▶ [Task details]: Restate the records below word for word, and omit the images they hold.

(Stored items)
-- BEGIN --
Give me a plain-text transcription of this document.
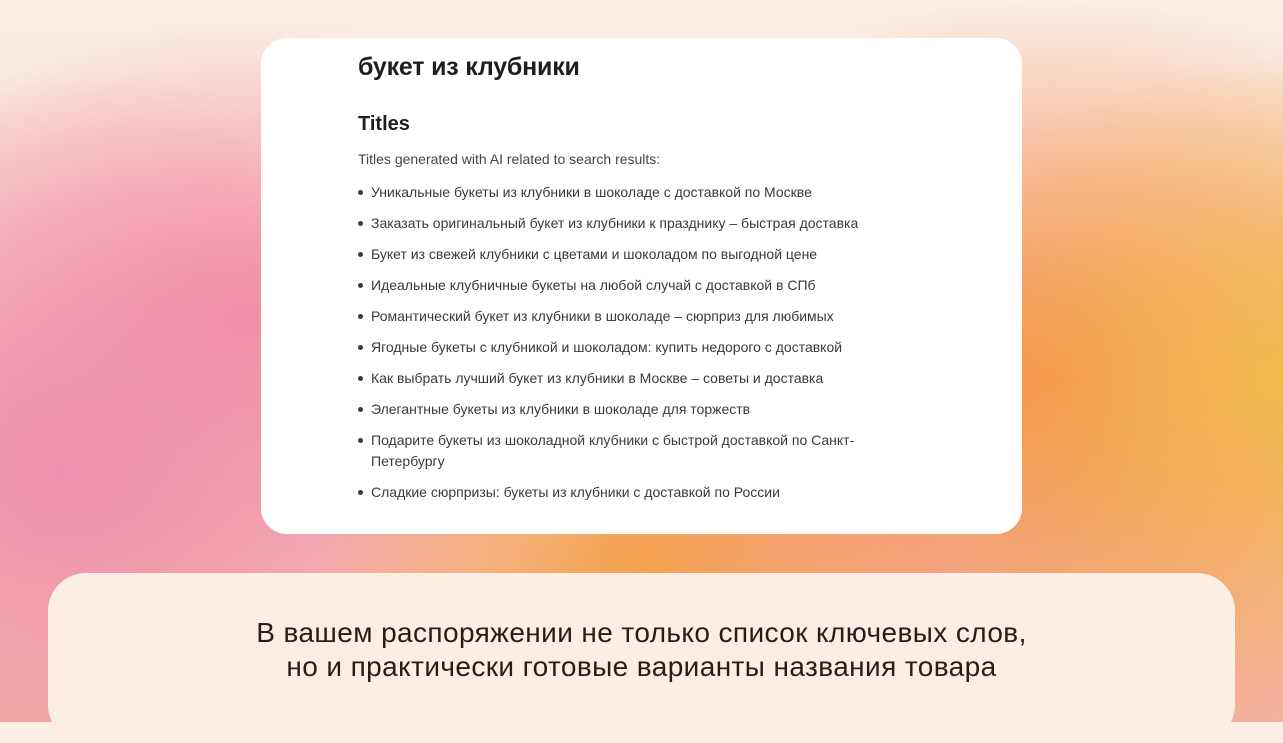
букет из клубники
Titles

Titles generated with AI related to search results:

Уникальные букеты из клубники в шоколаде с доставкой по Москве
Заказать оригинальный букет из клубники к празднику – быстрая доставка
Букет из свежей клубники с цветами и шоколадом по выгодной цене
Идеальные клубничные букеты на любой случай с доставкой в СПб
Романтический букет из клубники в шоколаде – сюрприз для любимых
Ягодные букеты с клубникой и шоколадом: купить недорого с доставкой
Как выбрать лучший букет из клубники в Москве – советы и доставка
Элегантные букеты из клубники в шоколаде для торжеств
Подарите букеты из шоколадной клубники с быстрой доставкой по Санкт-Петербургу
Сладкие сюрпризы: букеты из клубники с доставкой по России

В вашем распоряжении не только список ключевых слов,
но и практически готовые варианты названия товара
-- END --
▶ [Final result]:
Give me a plain-text transcription of this document.
букет из клубники
Titles

Titles generated with AI related to search results:

Уникальные букеты из клубники в шоколаде с доставкой по Москве
Заказать оригинальный букет из клубники к празднику – быстрая доставка
Букет из свежей клубники с цветами и шоколадом по выгодной цене
Идеальные клубничные букеты на любой случай с доставкой в СПб
Романтический букет из клубники в шоколаде – сюрприз для любимых
Ягодные букеты с клубникой и шоколадом: купить недорого с доставкой
Как выбрать лучший букет из клубники в Москве – советы и доставка
Элегантные букеты из клубники в шоколаде для торжеств
Подарите букеты из шоколадной клубники с быстрой доставкой по Санкт-Петербургу
Сладкие сюрпризы: букеты из клубники с доставкой по России

В вашем распоряжении не только список ключевых слов,
но и практически готовые варианты названия товара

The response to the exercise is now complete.